Retype the material below. Keep every word exactly as it is.

_Data entries:_
☆ ☆ ☆ ☆
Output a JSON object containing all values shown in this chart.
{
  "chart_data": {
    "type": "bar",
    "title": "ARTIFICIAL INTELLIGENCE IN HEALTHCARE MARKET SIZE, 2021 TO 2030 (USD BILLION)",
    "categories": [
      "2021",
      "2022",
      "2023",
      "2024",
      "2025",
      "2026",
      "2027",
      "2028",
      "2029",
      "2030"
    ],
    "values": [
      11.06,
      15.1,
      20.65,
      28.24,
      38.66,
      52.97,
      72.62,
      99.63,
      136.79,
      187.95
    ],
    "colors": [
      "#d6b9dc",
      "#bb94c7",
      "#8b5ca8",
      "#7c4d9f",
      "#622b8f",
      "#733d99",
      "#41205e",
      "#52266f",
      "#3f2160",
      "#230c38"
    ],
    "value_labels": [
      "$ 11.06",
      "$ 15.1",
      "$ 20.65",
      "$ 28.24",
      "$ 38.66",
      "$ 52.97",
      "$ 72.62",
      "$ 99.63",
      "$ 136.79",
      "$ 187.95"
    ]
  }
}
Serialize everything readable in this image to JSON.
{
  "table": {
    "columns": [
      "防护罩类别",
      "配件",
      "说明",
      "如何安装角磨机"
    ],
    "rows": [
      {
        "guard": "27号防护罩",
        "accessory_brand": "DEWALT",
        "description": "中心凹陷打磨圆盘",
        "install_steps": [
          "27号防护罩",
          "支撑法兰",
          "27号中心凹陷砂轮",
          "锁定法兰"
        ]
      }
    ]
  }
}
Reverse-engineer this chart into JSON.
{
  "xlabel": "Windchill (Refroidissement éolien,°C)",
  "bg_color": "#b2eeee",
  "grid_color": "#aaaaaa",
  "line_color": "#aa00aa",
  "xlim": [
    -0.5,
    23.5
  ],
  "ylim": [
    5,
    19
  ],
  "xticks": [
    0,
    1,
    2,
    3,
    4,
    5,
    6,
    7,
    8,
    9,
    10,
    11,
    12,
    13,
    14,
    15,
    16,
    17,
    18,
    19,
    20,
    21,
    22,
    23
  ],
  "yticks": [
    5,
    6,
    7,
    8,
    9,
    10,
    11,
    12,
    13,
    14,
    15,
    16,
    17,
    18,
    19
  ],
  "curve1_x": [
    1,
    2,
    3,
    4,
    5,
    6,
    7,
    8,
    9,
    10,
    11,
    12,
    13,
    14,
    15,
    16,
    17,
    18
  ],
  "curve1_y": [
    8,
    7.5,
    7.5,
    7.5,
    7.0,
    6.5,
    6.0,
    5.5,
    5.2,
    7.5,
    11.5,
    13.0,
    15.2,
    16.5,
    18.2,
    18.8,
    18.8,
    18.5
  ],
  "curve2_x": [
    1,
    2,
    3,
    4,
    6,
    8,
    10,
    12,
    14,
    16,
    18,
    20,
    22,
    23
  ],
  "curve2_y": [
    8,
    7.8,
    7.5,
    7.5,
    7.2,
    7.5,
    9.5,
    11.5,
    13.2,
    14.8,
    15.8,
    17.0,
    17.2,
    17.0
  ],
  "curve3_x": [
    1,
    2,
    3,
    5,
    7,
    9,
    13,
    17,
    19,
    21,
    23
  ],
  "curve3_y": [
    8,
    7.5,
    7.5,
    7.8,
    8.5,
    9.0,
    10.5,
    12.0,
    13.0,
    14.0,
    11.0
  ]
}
☆ ☆ ☆ ☆
_Output:_
Output a JSON object containing all values shown in this chart.
{
  "chart_data": {
    "type": "bar",
    "title": "ARTIFICIAL INTELLIGENCE IN HEALTHCARE MARKET SIZE, 2021 TO 2030 (USD BILLION)",
    "categories": [
      "2021",
      "2022",
      "2023",
      "2024",
      "2025",
      "2026",
      "2027",
      "2028",
      "2029",
      "2030"
    ],
    "values": [
      11.06,
      15.1,
      20.65,
      28.24,
      38.66,
      52.97,
      72.62,
      99.63,
      136.79,
      187.95
    ],
    "colors": [
      "#d6b9dc",
      "#bb94c7",
      "#8b5ca8",
      "#7c4d9f",
      "#622b8f",
      "#733d99",
      "#41205e",
      "#52266f",
      "#3f2160",
      "#230c38"
    ],
    "value_labels": [
      "$ 11.06",
      "$ 15.1",
      "$ 20.65",
      "$ 28.24",
      "$ 38.66",
      "$ 52.97",
      "$ 72.62",
      "$ 99.63",
      "$ 136.79",
      "$ 187.95"
    ]
  }
}
Serialize everything readable in this image to JSON.
{
  "table": {
    "columns": [
      "防护罩类别",
      "配件",
      "说明",
      "如何安装角磨机"
    ],
    "rows": [
      {
        "guard": "27号防护罩",
        "accessory_brand": "DEWALT",
        "description": "中心凹陷打磨圆盘",
        "install_steps": [
          "27号防护罩",
          "支撑法兰",
          "27号中心凹陷砂轮",
          "锁定法兰"
        ]
      }
    ]
  }
}
Reverse-engineer this chart into JSON.
{
  "xlabel": "Windchill (Refroidissement éolien,°C)",
  "bg_color": "#b2eeee",
  "grid_color": "#aaaaaa",
  "line_color": "#aa00aa",
  "xlim": [
    -0.5,
    23.5
  ],
  "ylim": [
    5,
    19
  ],
  "xticks": [
    0,
    1,
    2,
    3,
    4,
    5,
    6,
    7,
    8,
    9,
    10,
    11,
    12,
    13,
    14,
    15,
    16,
    17,
    18,
    19,
    20,
    21,
    22,
    23
  ],
  "yticks": [
    5,
    6,
    7,
    8,
    9,
    10,
    11,
    12,
    13,
    14,
    15,
    16,
    17,
    18,
    19
  ],
  "curve1_x": [
    1,
    2,
    3,
    4,
    5,
    6,
    7,
    8,
    9,
    10,
    11,
    12,
    13,
    14,
    15,
    16,
    17,
    18
  ],
  "curve1_y": [
    8,
    7.5,
    7.5,
    7.5,
    7.0,
    6.5,
    6.0,
    5.5,
    5.2,
    7.5,
    11.5,
    13.0,
    15.2,
    16.5,
    18.2,
    18.8,
    18.8,
    18.5
  ],
  "curve2_x": [
    1,
    2,
    3,
    4,
    6,
    8,
    10,
    12,
    14,
    16,
    18,
    20,
    22,
    23
  ],
  "curve2_y": [
    8,
    7.8,
    7.5,
    7.5,
    7.2,
    7.5,
    9.5,
    11.5,
    13.2,
    14.8,
    15.8,
    17.0,
    17.2,
    17.0
  ],
  "curve3_x": [
    1,
    2,
    3,
    5,
    7,
    9,
    13,
    17,
    19,
    21,
    23
  ],
  "curve3_y": [
    8,
    7.5,
    7.5,
    7.8,
    8.5,
    9.0,
    10.5,
    12.0,
    13.0,
    14.0,
    11.0
  ]
}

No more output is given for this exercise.